[Stated task]: Among the lines below, list those containing the string "programs".

[Working data]:
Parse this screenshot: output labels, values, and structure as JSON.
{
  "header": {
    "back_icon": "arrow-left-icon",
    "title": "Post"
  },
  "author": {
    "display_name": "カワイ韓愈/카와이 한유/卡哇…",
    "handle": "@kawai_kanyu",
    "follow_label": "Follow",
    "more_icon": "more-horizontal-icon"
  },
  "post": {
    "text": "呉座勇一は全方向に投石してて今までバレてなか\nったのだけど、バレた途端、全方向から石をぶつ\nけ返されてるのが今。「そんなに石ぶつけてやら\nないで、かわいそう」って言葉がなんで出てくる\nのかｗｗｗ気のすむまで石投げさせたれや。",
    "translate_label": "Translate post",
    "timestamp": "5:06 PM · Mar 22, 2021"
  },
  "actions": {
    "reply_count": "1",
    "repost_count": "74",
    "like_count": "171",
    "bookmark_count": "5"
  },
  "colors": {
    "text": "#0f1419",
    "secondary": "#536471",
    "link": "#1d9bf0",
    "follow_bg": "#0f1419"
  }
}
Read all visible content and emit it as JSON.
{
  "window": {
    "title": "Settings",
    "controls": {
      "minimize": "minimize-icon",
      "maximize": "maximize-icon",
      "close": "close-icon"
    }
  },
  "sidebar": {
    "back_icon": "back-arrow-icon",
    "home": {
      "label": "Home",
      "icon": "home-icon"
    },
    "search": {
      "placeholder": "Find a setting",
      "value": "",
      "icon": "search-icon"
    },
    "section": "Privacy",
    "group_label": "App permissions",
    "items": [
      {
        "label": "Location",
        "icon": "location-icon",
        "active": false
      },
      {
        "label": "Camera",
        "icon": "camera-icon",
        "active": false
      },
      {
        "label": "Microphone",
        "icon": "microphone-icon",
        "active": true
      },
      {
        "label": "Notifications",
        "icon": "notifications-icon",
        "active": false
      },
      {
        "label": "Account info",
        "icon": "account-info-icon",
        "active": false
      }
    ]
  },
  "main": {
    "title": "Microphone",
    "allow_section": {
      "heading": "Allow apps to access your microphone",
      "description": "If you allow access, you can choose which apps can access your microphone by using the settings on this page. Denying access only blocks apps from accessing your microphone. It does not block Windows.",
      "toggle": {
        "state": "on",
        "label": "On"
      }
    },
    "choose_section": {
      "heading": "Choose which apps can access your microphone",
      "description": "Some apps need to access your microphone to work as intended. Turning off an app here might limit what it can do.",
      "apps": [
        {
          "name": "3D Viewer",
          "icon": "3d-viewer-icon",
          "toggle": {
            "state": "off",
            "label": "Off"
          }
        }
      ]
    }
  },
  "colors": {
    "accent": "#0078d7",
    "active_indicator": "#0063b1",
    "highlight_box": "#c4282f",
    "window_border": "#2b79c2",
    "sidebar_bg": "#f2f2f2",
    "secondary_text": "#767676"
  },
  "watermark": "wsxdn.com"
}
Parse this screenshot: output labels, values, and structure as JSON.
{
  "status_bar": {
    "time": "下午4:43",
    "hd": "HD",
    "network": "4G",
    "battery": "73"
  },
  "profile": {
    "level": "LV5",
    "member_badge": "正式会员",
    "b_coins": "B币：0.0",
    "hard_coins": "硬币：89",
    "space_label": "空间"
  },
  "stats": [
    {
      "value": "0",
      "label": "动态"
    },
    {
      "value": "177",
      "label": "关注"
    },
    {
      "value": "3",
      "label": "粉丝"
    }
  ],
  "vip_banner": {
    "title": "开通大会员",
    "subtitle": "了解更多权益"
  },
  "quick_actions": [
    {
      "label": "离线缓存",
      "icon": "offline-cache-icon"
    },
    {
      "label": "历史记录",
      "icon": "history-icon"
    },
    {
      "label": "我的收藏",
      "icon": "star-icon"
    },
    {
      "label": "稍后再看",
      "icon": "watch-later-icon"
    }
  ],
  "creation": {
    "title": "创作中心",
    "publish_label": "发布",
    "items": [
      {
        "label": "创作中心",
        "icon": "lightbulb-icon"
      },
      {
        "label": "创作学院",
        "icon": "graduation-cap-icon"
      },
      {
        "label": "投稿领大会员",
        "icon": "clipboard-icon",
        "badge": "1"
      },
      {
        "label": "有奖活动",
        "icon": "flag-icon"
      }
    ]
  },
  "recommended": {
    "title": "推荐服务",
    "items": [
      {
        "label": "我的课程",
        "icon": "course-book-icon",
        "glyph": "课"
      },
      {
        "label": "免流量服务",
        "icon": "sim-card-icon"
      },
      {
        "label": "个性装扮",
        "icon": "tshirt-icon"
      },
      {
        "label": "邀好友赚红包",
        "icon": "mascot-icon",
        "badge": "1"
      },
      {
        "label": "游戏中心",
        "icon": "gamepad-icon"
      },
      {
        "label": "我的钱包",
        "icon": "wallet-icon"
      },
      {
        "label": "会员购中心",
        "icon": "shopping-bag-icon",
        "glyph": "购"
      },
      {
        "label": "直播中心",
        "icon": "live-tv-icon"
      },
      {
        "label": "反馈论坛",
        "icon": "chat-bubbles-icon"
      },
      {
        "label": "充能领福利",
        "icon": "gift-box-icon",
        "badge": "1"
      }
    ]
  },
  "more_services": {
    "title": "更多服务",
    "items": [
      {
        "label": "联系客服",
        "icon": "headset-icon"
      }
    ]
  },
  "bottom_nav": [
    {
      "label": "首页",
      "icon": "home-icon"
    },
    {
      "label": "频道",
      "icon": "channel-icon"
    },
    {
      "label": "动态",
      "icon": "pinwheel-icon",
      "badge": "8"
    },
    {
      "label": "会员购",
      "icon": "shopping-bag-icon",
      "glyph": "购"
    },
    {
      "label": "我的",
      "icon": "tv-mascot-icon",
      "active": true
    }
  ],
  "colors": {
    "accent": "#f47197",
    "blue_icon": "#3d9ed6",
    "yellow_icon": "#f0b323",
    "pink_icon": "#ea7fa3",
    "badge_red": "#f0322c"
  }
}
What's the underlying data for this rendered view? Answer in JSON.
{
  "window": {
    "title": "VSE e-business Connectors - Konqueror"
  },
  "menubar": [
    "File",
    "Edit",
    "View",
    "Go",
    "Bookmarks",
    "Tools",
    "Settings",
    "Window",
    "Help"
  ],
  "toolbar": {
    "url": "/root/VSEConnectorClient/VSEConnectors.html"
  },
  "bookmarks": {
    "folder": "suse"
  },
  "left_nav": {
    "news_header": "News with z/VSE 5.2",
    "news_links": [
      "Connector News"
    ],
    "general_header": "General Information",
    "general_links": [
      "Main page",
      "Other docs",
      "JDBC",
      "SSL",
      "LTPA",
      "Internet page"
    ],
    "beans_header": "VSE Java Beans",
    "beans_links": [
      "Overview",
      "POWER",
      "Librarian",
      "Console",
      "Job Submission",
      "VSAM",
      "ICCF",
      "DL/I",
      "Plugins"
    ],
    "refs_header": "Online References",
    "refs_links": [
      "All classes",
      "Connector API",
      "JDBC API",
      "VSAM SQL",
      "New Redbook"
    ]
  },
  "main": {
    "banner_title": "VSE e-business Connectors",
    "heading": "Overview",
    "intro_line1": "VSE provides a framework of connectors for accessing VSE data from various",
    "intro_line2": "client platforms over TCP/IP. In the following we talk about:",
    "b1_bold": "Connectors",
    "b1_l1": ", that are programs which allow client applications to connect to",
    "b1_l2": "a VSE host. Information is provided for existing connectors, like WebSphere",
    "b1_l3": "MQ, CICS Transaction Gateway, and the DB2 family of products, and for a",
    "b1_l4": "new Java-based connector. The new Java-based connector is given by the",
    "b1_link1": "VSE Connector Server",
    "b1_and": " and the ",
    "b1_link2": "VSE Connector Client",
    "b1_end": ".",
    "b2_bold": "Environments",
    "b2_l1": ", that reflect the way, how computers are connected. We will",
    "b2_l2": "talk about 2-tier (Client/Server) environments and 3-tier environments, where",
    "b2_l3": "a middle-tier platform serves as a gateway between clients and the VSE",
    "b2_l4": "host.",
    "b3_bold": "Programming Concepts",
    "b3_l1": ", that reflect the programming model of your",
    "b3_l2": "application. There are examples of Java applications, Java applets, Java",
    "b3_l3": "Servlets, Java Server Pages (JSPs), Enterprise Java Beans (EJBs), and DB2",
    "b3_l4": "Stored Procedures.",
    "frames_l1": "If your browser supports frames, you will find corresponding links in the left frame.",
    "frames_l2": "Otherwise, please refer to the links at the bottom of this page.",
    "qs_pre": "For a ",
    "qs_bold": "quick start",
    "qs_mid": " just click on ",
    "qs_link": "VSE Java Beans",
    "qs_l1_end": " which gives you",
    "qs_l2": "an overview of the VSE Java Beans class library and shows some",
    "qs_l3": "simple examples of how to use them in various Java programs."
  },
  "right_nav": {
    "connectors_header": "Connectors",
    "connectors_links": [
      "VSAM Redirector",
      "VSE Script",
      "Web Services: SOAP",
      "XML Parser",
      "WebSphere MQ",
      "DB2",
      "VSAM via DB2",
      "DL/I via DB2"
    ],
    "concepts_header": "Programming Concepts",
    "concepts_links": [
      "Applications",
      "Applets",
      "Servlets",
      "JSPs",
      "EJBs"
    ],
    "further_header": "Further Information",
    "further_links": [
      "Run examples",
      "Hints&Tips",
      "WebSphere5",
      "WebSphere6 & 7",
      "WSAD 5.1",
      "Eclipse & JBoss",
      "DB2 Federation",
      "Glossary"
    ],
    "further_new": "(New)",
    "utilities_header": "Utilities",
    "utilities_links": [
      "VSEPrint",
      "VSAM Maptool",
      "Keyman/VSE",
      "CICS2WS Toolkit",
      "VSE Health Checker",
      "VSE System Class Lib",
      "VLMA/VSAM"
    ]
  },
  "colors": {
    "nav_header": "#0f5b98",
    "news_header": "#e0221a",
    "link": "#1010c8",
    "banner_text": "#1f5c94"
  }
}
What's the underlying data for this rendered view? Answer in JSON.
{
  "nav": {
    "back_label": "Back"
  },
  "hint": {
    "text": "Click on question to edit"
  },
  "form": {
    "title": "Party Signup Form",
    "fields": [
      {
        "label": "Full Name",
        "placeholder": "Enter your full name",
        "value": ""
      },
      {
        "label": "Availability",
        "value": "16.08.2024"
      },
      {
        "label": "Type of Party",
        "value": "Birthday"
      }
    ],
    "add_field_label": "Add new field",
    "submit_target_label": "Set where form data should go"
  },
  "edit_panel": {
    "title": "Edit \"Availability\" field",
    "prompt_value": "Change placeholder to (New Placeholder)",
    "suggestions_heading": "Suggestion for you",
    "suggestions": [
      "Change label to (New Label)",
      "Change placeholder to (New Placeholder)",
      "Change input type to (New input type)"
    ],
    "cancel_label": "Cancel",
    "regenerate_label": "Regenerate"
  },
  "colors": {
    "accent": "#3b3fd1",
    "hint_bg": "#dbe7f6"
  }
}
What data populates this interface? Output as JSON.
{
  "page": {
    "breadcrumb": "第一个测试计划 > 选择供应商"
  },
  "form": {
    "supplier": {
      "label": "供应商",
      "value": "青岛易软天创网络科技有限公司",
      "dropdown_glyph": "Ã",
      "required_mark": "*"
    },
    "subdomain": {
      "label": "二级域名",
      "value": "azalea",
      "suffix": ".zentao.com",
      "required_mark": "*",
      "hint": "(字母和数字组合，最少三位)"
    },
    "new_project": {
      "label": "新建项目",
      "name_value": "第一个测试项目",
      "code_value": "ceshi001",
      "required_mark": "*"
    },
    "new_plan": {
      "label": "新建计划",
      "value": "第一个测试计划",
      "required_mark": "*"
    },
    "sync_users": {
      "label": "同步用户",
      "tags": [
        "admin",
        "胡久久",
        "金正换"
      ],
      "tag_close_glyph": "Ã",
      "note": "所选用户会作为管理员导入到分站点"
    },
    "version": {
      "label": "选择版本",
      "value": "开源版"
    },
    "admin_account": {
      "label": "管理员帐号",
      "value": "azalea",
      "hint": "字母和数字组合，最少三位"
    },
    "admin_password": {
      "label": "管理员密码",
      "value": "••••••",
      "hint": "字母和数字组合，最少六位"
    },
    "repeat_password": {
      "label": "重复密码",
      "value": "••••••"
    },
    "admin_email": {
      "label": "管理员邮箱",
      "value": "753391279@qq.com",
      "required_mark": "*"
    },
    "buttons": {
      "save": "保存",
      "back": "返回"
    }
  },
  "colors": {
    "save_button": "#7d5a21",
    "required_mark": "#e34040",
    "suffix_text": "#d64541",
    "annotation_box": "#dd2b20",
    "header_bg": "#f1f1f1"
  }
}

[Result of this task]:
    "b1_l1": ", that are programs which allow client applications to connect to",
    "qs_l3": "simple examples of how to use them in various Java programs."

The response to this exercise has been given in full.